--- start of Provided data ---

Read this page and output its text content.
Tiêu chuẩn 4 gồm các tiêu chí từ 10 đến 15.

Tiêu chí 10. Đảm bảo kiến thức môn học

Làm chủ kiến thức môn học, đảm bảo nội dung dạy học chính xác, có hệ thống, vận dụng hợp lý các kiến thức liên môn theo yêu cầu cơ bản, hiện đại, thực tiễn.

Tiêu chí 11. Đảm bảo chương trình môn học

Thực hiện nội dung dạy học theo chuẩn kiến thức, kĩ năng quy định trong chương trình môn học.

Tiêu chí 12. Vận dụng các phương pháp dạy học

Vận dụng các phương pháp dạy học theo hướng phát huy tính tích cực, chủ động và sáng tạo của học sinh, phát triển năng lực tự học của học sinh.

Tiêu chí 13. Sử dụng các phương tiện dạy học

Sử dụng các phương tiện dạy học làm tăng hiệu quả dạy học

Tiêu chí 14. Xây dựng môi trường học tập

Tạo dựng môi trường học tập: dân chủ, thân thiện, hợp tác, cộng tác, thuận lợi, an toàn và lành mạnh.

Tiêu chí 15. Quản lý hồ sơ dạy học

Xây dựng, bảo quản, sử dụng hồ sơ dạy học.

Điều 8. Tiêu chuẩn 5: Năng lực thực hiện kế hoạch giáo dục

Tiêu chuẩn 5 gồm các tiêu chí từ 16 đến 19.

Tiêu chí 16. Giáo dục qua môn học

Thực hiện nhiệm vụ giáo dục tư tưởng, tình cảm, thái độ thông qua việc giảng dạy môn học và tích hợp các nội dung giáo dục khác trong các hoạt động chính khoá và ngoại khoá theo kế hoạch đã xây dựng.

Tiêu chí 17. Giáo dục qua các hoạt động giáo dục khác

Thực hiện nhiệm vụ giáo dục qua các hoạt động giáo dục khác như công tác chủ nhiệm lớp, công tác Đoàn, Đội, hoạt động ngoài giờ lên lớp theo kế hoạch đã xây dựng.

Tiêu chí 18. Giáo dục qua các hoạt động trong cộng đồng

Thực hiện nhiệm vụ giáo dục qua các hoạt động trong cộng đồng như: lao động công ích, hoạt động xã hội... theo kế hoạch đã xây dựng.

--- end of Provided data ---

§ **What the task requires**:
Give the number of lines in the records that contain the string "công", with no other output.

§ **Reply to the task**:
2